[Document page records]
---+---

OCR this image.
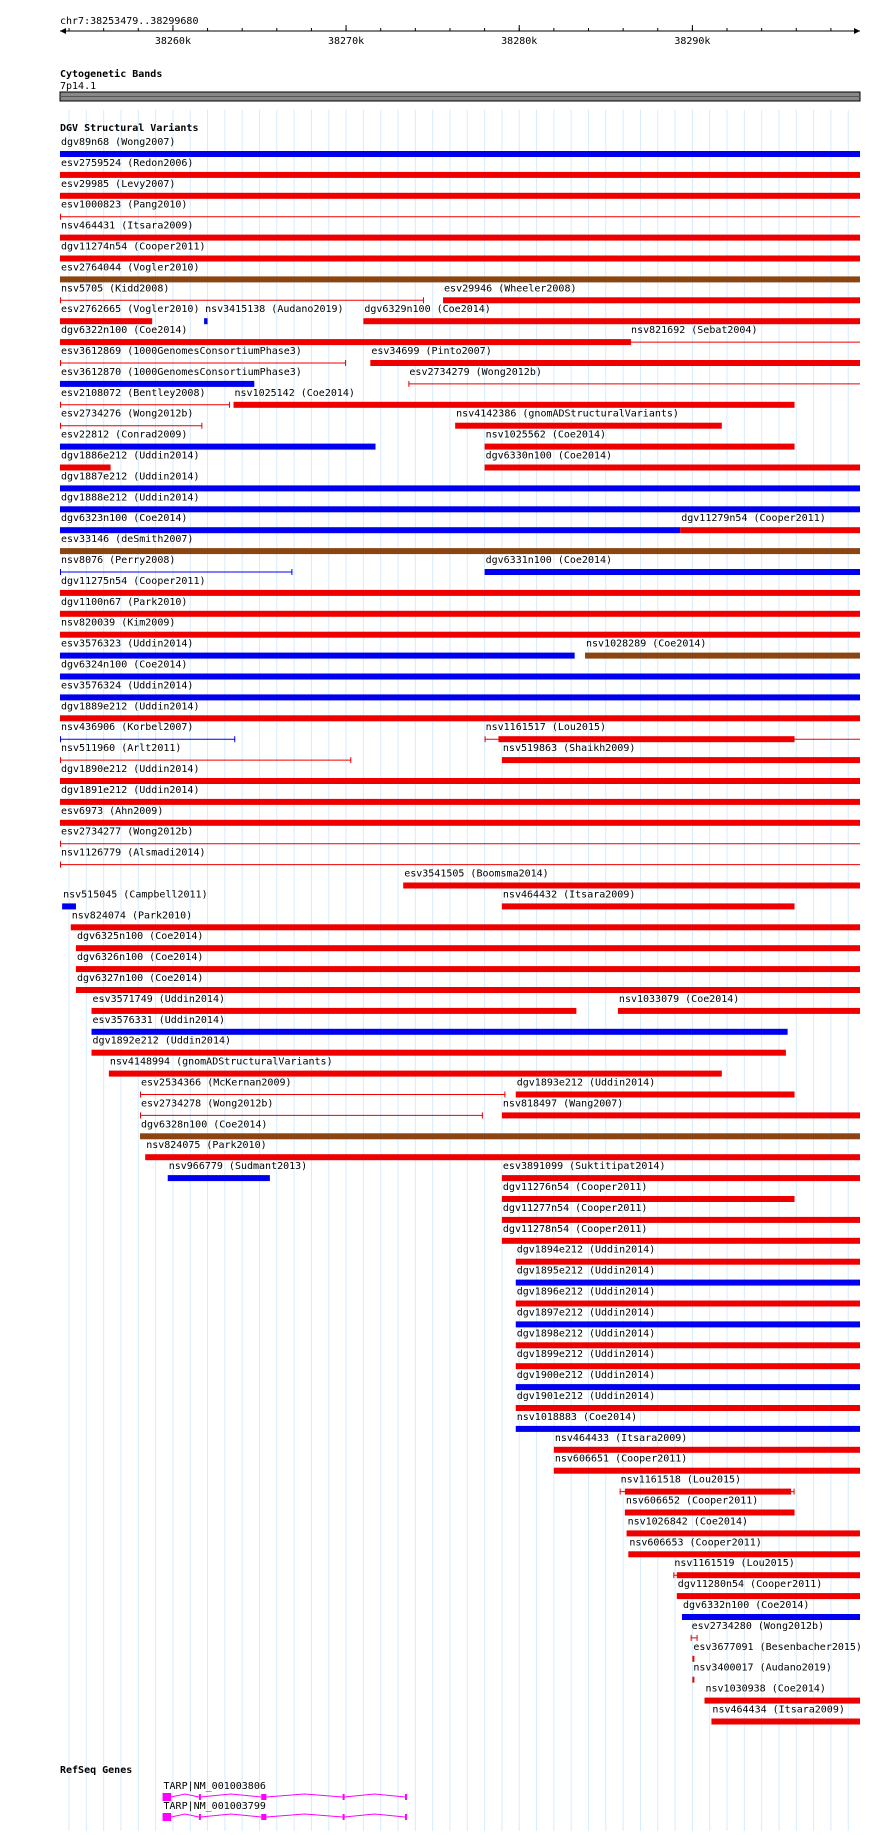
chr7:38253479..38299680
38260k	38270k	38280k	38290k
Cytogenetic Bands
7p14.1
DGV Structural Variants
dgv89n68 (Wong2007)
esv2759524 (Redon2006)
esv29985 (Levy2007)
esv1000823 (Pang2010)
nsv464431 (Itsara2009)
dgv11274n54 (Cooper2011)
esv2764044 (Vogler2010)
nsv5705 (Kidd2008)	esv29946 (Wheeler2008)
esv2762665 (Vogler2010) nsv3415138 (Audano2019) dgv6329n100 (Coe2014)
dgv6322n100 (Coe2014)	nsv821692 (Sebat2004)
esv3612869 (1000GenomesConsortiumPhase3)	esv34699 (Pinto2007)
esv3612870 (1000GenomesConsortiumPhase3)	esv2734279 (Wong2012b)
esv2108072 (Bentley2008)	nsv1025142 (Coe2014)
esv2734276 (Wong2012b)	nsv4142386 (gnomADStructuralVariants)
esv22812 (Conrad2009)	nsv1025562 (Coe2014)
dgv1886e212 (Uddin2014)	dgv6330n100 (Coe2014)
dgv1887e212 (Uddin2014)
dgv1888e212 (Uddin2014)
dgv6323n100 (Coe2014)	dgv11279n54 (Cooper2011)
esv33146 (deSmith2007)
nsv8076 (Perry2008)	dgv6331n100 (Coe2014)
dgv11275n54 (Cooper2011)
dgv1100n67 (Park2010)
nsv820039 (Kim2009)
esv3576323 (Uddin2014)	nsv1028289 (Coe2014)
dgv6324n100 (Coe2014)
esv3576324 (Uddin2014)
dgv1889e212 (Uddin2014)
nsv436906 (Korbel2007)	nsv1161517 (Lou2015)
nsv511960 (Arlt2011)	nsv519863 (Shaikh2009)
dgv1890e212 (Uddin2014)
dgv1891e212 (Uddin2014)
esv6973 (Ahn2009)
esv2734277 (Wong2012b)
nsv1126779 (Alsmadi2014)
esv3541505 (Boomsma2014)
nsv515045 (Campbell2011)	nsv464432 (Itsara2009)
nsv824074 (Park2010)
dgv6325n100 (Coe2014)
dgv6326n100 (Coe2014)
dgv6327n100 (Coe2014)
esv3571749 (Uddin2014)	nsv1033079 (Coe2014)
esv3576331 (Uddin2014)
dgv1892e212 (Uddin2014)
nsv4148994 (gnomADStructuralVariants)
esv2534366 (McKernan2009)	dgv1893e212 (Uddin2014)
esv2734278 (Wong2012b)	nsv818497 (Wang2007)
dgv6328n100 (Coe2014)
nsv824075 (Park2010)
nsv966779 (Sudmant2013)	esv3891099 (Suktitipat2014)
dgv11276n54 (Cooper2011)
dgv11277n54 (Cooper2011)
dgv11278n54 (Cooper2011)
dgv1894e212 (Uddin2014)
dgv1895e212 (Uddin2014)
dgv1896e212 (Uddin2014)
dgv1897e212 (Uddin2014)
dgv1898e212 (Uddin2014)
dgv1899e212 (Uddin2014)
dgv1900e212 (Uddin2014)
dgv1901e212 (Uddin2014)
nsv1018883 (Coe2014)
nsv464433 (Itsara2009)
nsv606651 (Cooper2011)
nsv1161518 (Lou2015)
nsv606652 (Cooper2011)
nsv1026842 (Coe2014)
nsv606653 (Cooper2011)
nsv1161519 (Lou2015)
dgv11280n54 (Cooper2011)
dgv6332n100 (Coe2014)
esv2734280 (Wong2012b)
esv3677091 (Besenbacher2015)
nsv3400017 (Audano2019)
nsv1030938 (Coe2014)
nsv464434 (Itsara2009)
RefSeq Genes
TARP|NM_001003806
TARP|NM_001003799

---+---

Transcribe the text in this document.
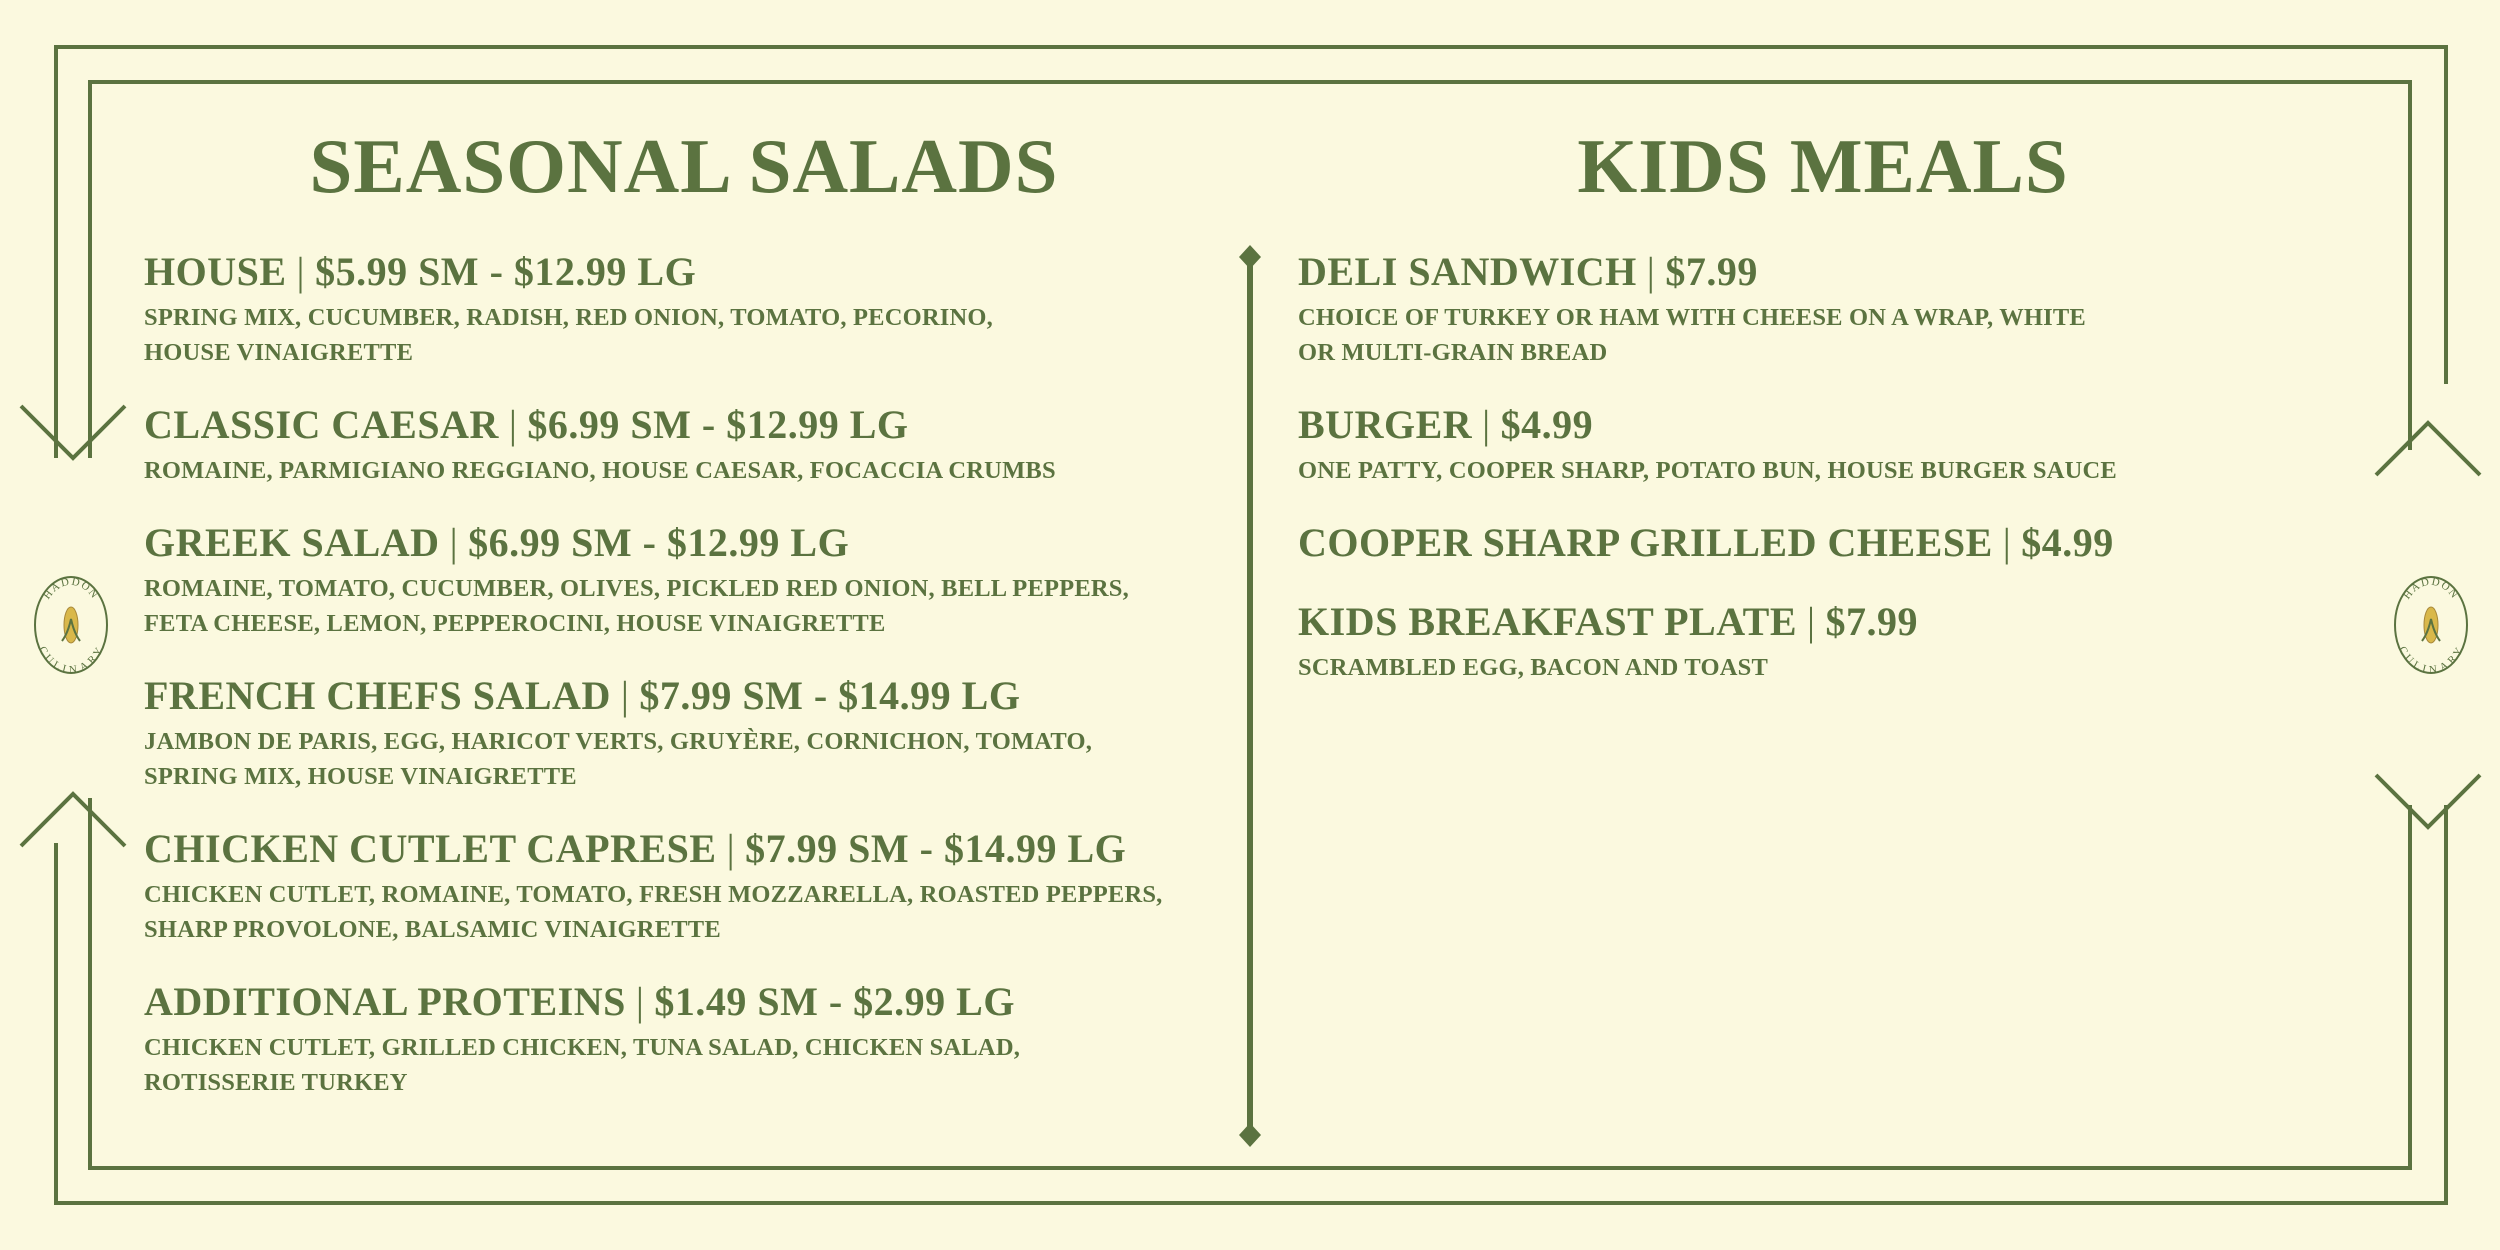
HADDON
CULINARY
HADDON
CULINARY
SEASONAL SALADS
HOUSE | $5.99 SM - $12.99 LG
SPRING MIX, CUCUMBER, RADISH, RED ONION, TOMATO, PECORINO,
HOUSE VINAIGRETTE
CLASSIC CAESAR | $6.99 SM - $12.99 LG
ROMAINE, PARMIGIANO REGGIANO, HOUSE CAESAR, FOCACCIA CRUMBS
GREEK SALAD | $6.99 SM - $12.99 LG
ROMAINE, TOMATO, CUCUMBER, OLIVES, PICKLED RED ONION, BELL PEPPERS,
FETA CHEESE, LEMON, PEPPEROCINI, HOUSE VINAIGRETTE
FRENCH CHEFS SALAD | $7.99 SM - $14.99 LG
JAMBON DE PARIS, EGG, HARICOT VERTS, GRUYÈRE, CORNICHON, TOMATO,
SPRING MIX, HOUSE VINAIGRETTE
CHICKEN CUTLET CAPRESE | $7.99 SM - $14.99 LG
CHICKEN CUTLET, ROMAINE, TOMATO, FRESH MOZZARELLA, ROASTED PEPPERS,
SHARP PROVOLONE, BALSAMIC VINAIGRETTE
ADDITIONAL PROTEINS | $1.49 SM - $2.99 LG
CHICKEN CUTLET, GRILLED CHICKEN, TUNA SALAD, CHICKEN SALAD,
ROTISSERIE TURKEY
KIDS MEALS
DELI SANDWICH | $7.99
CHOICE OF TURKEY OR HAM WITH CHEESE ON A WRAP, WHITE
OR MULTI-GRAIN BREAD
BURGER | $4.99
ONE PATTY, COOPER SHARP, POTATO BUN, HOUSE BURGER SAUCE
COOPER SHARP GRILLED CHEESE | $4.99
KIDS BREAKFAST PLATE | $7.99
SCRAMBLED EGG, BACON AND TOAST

---+---

• **About this task**: Check the lines above for the word "VINAIGRETTE" and give the number of lines where it appears, with no other text.

• **Task solution**: 4